= Exercise details =
Omit the pictures, then write out every entry exactly as it reads.

## Begin Raw records

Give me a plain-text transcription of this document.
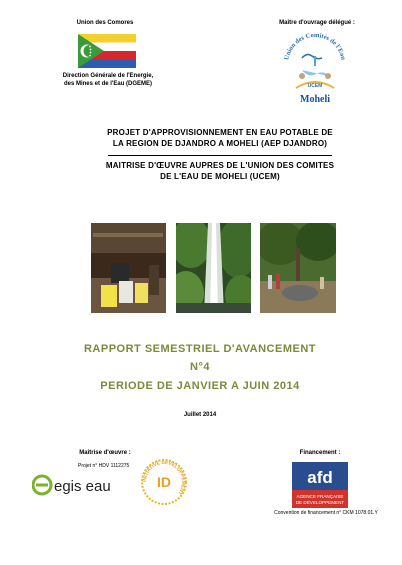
Union des Comores
Direction Générale de l'Energie,
des Mines et de l'Eau (DGEME)
Maître d'ouvrage délégué :
Union des Comités de l'Eau
UCEM
Moheli
PROJET D'APPROVISIONNEMENT EN EAU POTABLE DE
LA REGION DE DJANDRO A MOHELI (AEP DJANDRO)
MAITRISE D'ŒUVRE AUPRES DE L'UNION DES COMITES
DE L'EAU DE MOHELI (UCEM)
RAPPORT SEMESTRIEL D'AVANCEMENT
N°4
PERIODE DE JANVIER A JUIN 2014
Juillet 2014
Maîtrise d'œuvre :
Projet n° HDV 1112275
egis eau	INITIATIVE DÉVELOPPEMENT
ID
Financement :
afd
AGENCE FRANÇAISE
DE DÉVELOPPEMENT
Convention de financement n° CKM 1078.01.Y
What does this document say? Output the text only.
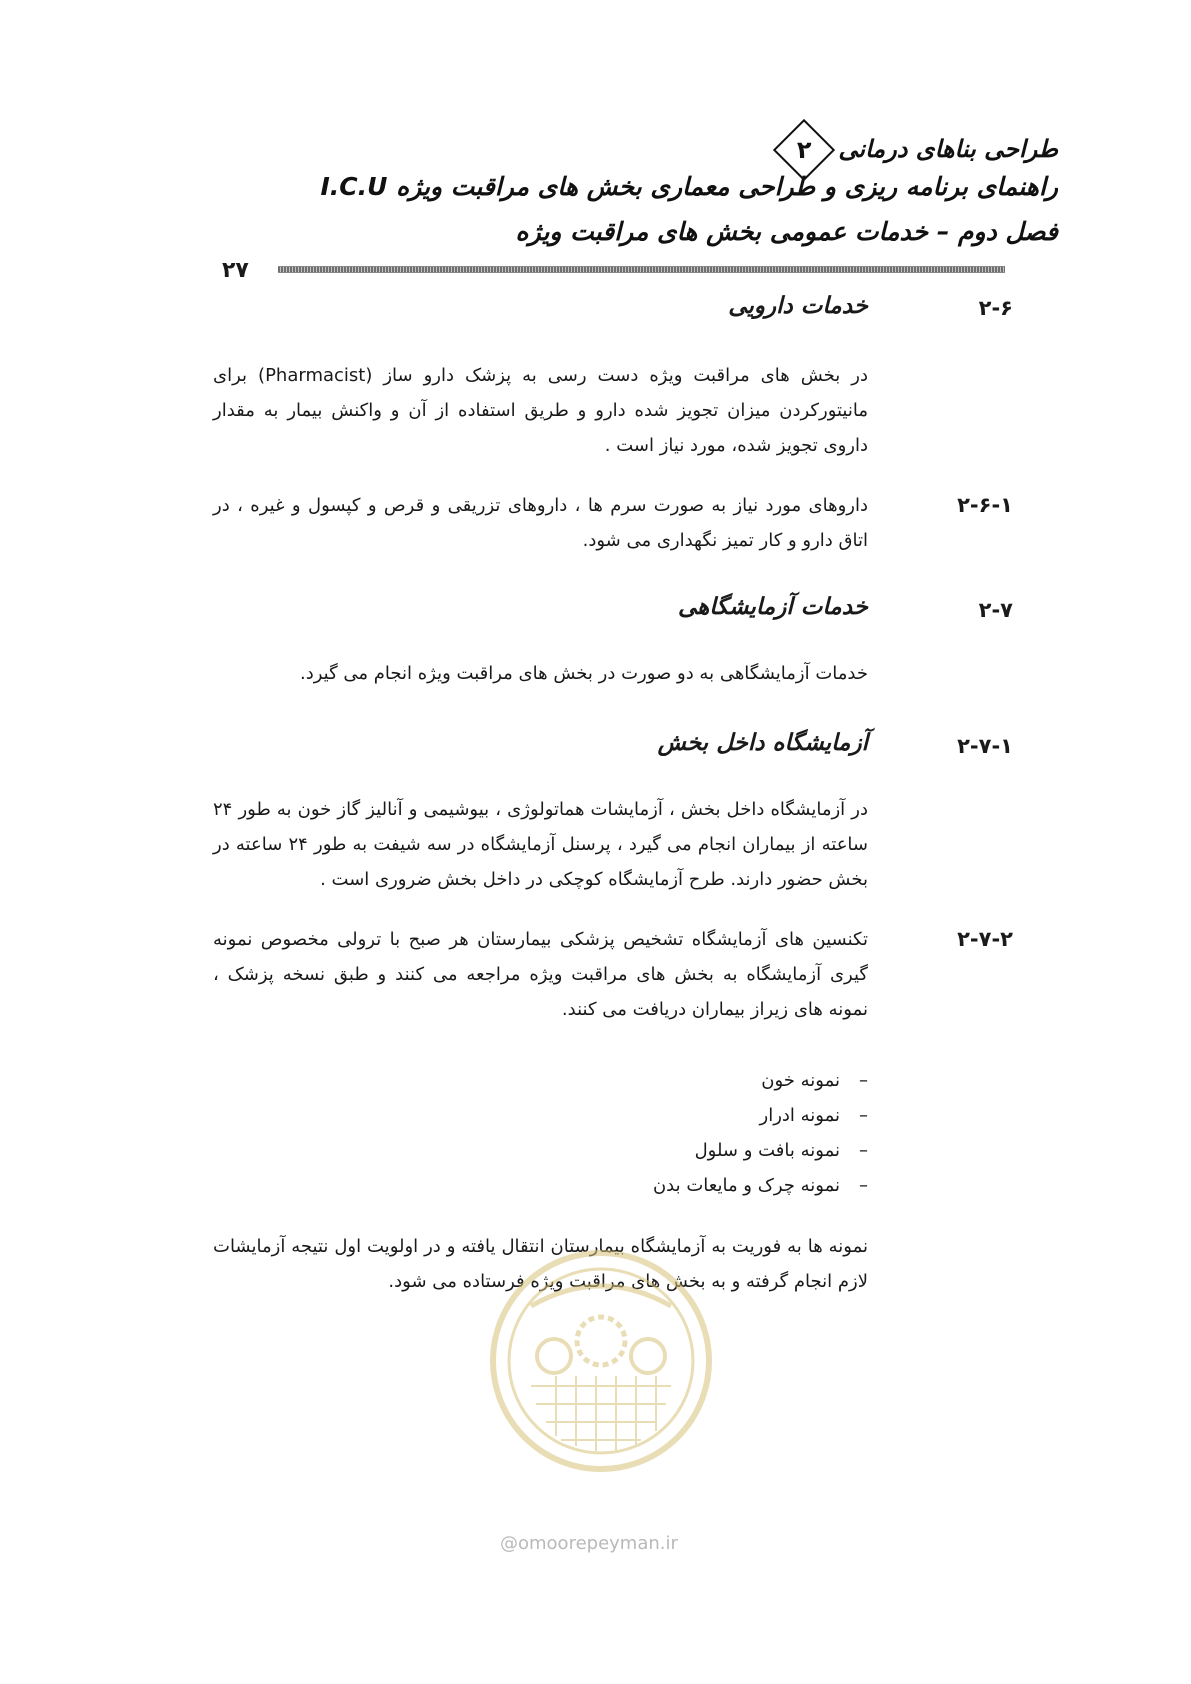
طراحی بناهای درمانی ۲
راهنمای برنامه ریزی و طراحی معماری بخش های مراقبت ویژه I.C.U
فصل دوم – خدمات عمومی بخش های مراقبت ویژه
۲۷
۲-۶
خدمات دارویی

در بخش های مراقبت ویژه دست رسی به پزشک دارو ساز (Pharmacist) برای مانیتورکردن میزان تجویز شده دارو و طریق استفاده از آن و واکنش بیمار به مقدار داروی تجویز شده، مورد نیاز است .

۲-۶-۱

داروهای مورد نیاز به صورت سرم ها ، داروهای تزریقی و قرص و کپسول و غیره ، در اتاق دارو و کار تمیز نگهداری می شود.

۲-۷
خدمات آزمایشگاهی

خدمات آزمایشگاهی به دو صورت در بخش های مراقبت ویژه انجام می گیرد.

۲-۷-۱
آزمایشگاه داخل بخش

در آزمایشگاه داخل بخش ، آزمایشات هماتولوژی ، بیوشیمی و آنالیز گاز خون به طور ۲۴ ساعته از بیماران انجام می گیرد ، پرسنل آزمایشگاه در سه شیفت به طور ۲۴ ساعته در بخش حضور دارند. طرح آزمایشگاه کوچکی در داخل بخش ضروری است .

۲-۷-۲

تکنسین های آزمایشگاه تشخیص پزشکی بیمارستان هر صبح با ترولی مخصوص نمونه گیری آزمایشگاه به بخش های مراقبت ویژه مراجعه می کنند و طبق نسخه پزشک ، نمونه های زیراز بیماران دریافت می کنند.

–
نمونه خون
–
نمونه ادرار
–
نمونه بافت و سلول
–
نمونه چرک و مایعات بدن

نمونه ها به فوریت به آزمایشگاه بیمارستان انتقال یافته و در اولویت اول نتیجه آزمایشات لازم انجام گرفته و به بخش های مراقبت ویژه فرستاده می شود.

@omoorepeyman.ir
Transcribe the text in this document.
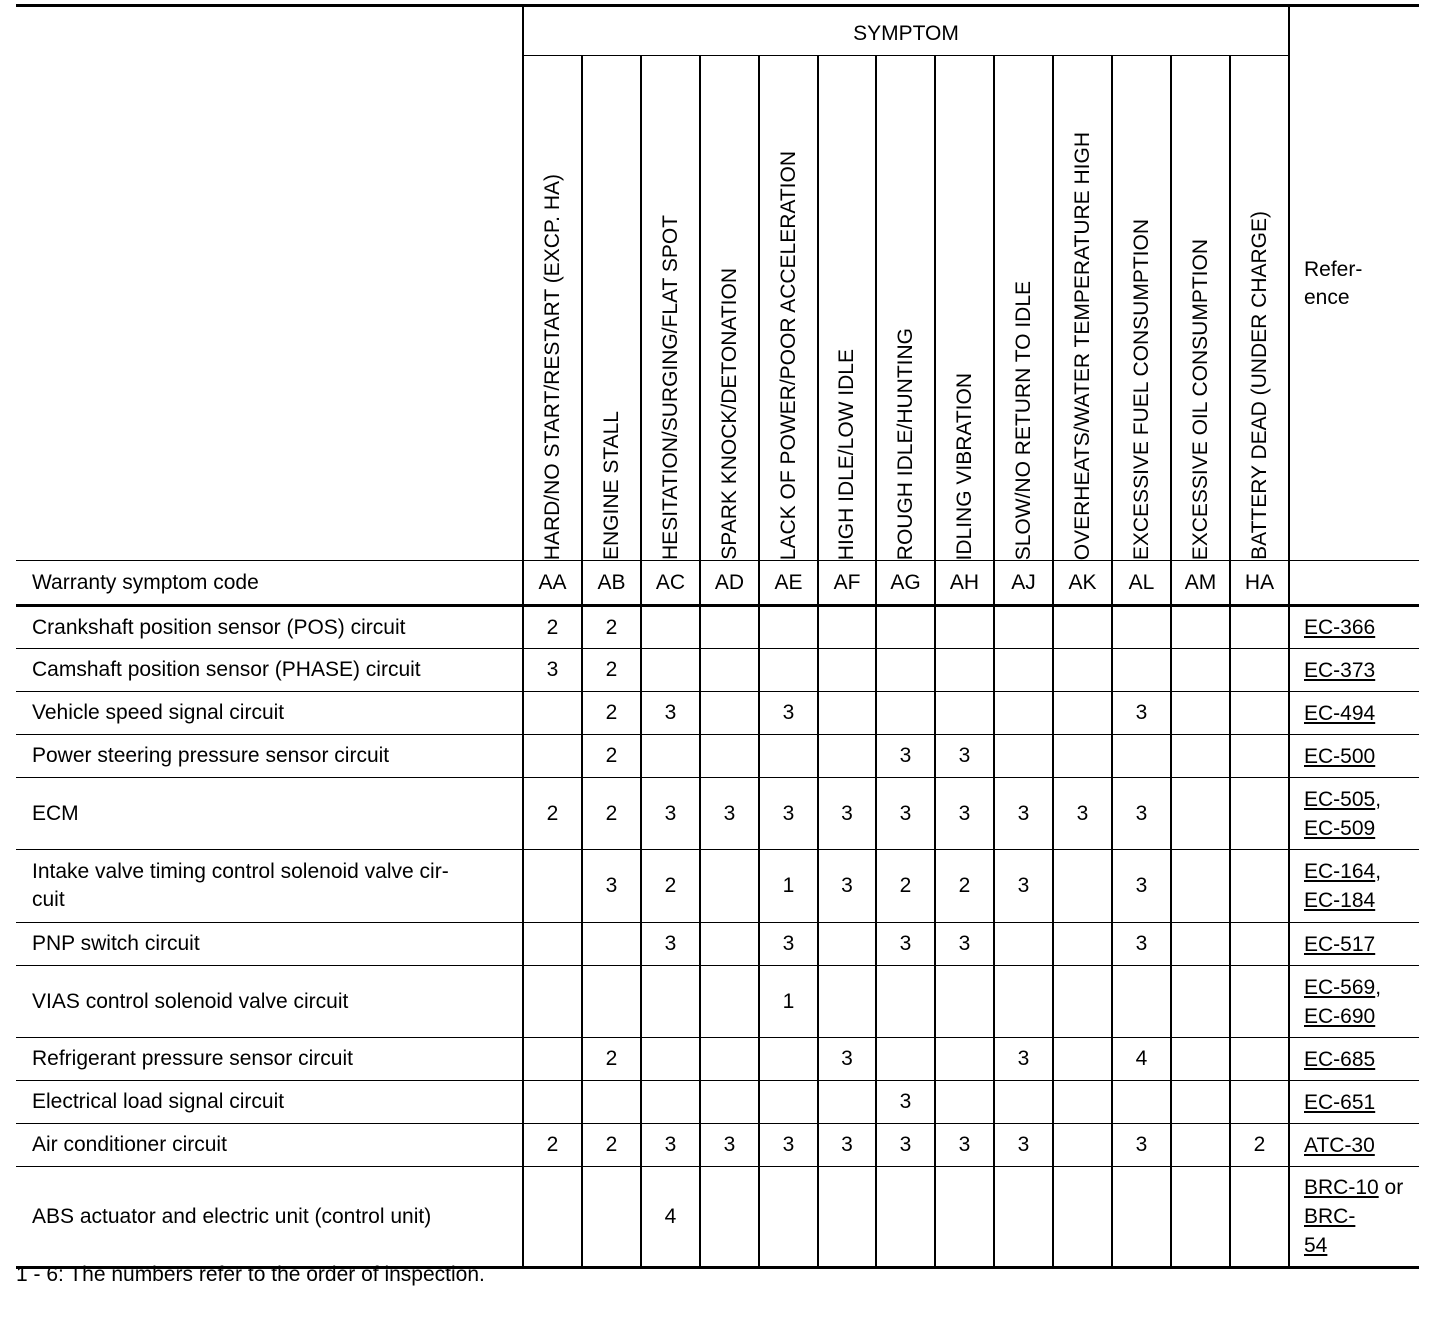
	SYMPTOM													Refer-
ence

	HARD/NO START/RESTART (EXCP. HA)	ENGINE STALL	HESITATION/SURGING/FLAT SPOT	SPARK KNOCK/DETONATION	LACK OF POWER/POOR ACCELERATION	HIGH IDLE/LOW IDLE	ROUGH IDLE/HUNTING	IDLING VIBRATION	SLOW/NO RETURN TO IDLE	OVERHEATS/WATER TEMPERATURE HIGH	EXCESSIVE FUEL CONSUMPTION	EXCESSIVE OIL CONSUMPTION	BATTERY DEAD (UNDER CHARGE)	

Warranty symptom code	AA	AB	AC	AD	AE	AF	AG	AH	AJ	AK	AL	AM	HA	
Crankshaft position sensor (POS) circuit	2	2												EC-366
Camshaft position sensor (PHASE) circuit	3	2												EC-373
Vehicle speed signal circuit		2	3		3						3			EC-494
Power steering pressure sensor circuit		2					3	3						EC-500
ECM	2	2	3	3	3	3	3	3	3	3	3			EC-505,
EC-509
Intake valve timing control solenoid valve cir-
cuit		3	2		1	3	2	2	3		3			EC-164,
EC-184
PNP switch circuit			3		3		3	3			3			EC-517
VIAS control solenoid valve circuit					1									EC-569,
EC-690
Refrigerant pressure sensor circuit		2				3			3		4			EC-685
Electrical load signal circuit							3							EC-651
Air conditioner circuit	2	2	3	3	3	3	3	3	3		3		2	ATC-30
ABS actuator and electric unit (control unit)			4											BRC-10 or BRC-
54
1 - 6: The numbers refer to the order of inspection.
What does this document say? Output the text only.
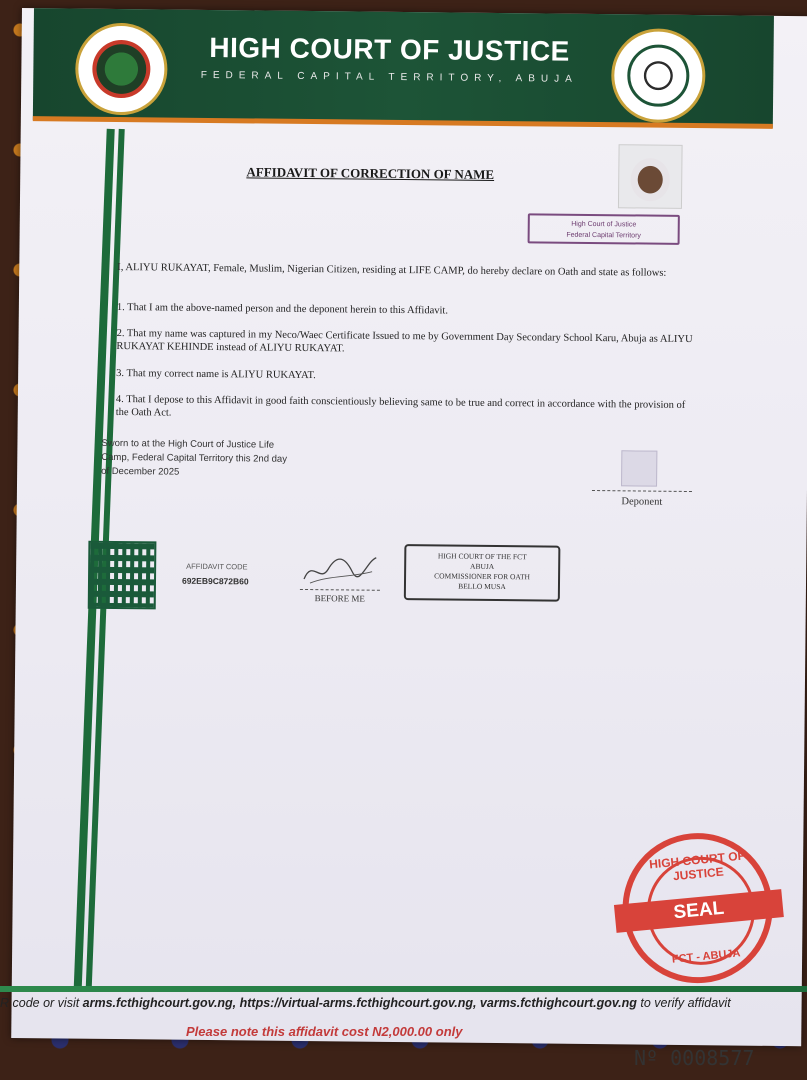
HIGH COURT OF JUSTICE
FEDERAL CAPITAL TERRITORY, ABUJA
AFFIDAVIT OF CORRECTION OF NAME
High Court of Justice
Federal Capital Territory
I, ALIYU RUKAYAT, Female, Muslim, Nigerian Citizen, residing at LIFE CAMP, do hereby declare on Oath and state as follows:
1. That I am the above-named person and the deponent herein to this Affidavit.
2. That my name was captured in my Neco/Waec Certificate Issued to me by Government Day Secondary School Karu, Abuja as ALIYU RUKAYAT KEHINDE instead of ALIYU RUKAYAT.
3. That my correct name is ALIYU RUKAYAT.
4. That I depose to this Affidavit in good faith conscientiously believing same to be true and correct in accordance with the provision of the Oath Act.
Sworn to at the High Court of Justice Life Camp, Federal Capital Territory this 2nd day of December 2025
Deponent
AFFIDAVIT CODE
692EB9C872B60
BEFORE ME
HIGH COURT OF THE FCT
ABUJA
COMMISSIONER FOR OATH
BELLO MUSA
HIGH COURT OF JUSTICE
SEAL
FCT - ABUJA
R code or visit arms.fcthighcourt.gov.ng, https://virtual-arms.fcthighcourt.gov.ng, varms.fcthighcourt.gov.ng to verify affidavit
Please note this affidavit cost N2,000.00 only
Nº 0008577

## End Raw records

= Solution for this problem =
Give me a plain-text transcription of this document.
Union des Comores
Direction Générale de l'Energie,
des Mines et de l'Eau (DGEME)
Maître d'ouvrage délégué :
Union des Comités de l'Eau
UCEM
Moheli
PROJET D'APPROVISIONNEMENT EN EAU POTABLE DE
LA REGION DE DJANDRO A MOHELI (AEP DJANDRO)
MAITRISE D'ŒUVRE AUPRES DE L'UNION DES COMITES
DE L'EAU DE MOHELI (UCEM)
RAPPORT SEMESTRIEL D'AVANCEMENT
N°4
PERIODE DE JANVIER A JUIN 2014
Juillet 2014
Maîtrise d'œuvre :
Projet n° HDV 1112275
egis eau	INITIATIVE DÉVELOPPEMENT
ID
Financement :
afd
AGENCE FRANÇAISE
DE DÉVELOPPEMENT
Convention de financement n° CKM 1078.01.Y
What does this document say? Output the text only.
طراحی بناهای درمانی ۲
راهنمای برنامه ریزی و طراحی معماری بخش های مراقبت ویژه I.C.U
فصل دوم – خدمات عمومی بخش های مراقبت ویژه
۲۷
۲-۶
خدمات دارویی

در بخش های مراقبت ویژه دست رسی به پزشک دارو ساز (Pharmacist) برای مانیتورکردن میزان تجویز شده دارو و طریق استفاده از آن و واکنش بیمار به مقدار داروی تجویز شده، مورد نیاز است .

۲-۶-۱

داروهای مورد نیاز به صورت سرم ها ، داروهای تزریقی و قرص و کپسول و غیره ، در اتاق دارو و کار تمیز نگهداری می شود.

۲-۷
خدمات آزمایشگاهی

خدمات آزمایشگاهی به دو صورت در بخش های مراقبت ویژه انجام می گیرد.

۲-۷-۱
آزمایشگاه داخل بخش

در آزمایشگاه داخل بخش ، آزمایشات هماتولوژی ، بیوشیمی و آنالیز گاز خون به طور ۲۴ ساعته از بیماران انجام می گیرد ، پرسنل آزمایشگاه در سه شیفت به طور ۲۴ ساعته در بخش حضور دارند. طرح آزمایشگاه کوچکی در داخل بخش ضروری است .

۲-۷-۲

تکنسین های آزمایشگاه تشخیص پزشکی بیمارستان هر صبح با ترولی مخصوص نمونه گیری آزمایشگاه به بخش های مراقبت ویژه مراجعه می کنند و طبق نسخه پزشک ، نمونه های زیراز بیماران دریافت می کنند.

–
نمونه خون
–
نمونه ادرار
–
نمونه بافت و سلول
–
نمونه چرک و مایعات بدن

نمونه ها به فوریت به آزمایشگاه بیمارستان انتقال یافته و در اولویت اول نتیجه آزمایشات لازم انجام گرفته و به بخش های مراقبت ویژه فرستاده می شود.

@omoorepeyman.ir
Transcribe the text in this document.
	SYMPTOM													Refer-
ence

	HARD/NO START/RESTART (EXCP. HA)	ENGINE STALL	HESITATION/SURGING/FLAT SPOT	SPARK KNOCK/DETONATION	LACK OF POWER/POOR ACCELERATION	HIGH IDLE/LOW IDLE	ROUGH IDLE/HUNTING	IDLING VIBRATION	SLOW/NO RETURN TO IDLE	OVERHEATS/WATER TEMPERATURE HIGH	EXCESSIVE FUEL CONSUMPTION	EXCESSIVE OIL CONSUMPTION	BATTERY DEAD (UNDER CHARGE)	

Warranty symptom code	AA	AB	AC	AD	AE	AF	AG	AH	AJ	AK	AL	AM	HA	
Crankshaft position sensor (POS) circuit	2	2												EC-366
Camshaft position sensor (PHASE) circuit	3	2												EC-373
Vehicle speed signal circuit		2	3		3						3			EC-494
Power steering pressure sensor circuit		2					3	3						EC-500
ECM	2	2	3	3	3	3	3	3	3	3	3			EC-505,
EC-509
Intake valve timing control solenoid valve cir-
cuit		3	2		1	3	2	2	3		3			EC-164,
EC-184
PNP switch circuit			3		3		3	3			3			EC-517
VIAS control solenoid valve circuit					1									EC-569,
EC-690
Refrigerant pressure sensor circuit		2				3			3		4			EC-685
Electrical load signal circuit							3							EC-651
Air conditioner circuit	2	2	3	3	3	3	3	3	3		3		2	ATC-30
ABS actuator and electric unit (control unit)			4											BRC-10 or BRC-
54
1 - 6: The numbers refer to the order of inspection.
What does this document say? Output the text only.
HIGH COURT OF JUSTICE
FEDERAL CAPITAL TERRITORY, ABUJA
AFFIDAVIT OF CORRECTION OF NAME
High Court of Justice
Federal Capital Territory
I, ALIYU RUKAYAT, Female, Muslim, Nigerian Citizen, residing at LIFE CAMP, do hereby declare on Oath and state as follows:
1. That I am the above-named person and the deponent herein to this Affidavit.
2. That my name was captured in my Neco/Waec Certificate Issued to me by Government Day Secondary School Karu, Abuja as ALIYU RUKAYAT KEHINDE instead of ALIYU RUKAYAT.
3. That my correct name is ALIYU RUKAYAT.
4. That I depose to this Affidavit in good faith conscientiously believing same to be true and correct in accordance with the provision of the Oath Act.
Sworn to at the High Court of Justice Life Camp, Federal Capital Territory this 2nd day of December 2025
Deponent
AFFIDAVIT CODE
692EB9C872B60
BEFORE ME
HIGH COURT OF THE FCT
ABUJA
COMMISSIONER FOR OATH
BELLO MUSA
HIGH COURT OF JUSTICE
SEAL
FCT - ABUJA
R code or visit arms.fcthighcourt.gov.ng, https://virtual-arms.fcthighcourt.gov.ng, varms.fcthighcourt.gov.ng to verify affidavit
Please note this affidavit cost N2,000.00 only
Nº 0008577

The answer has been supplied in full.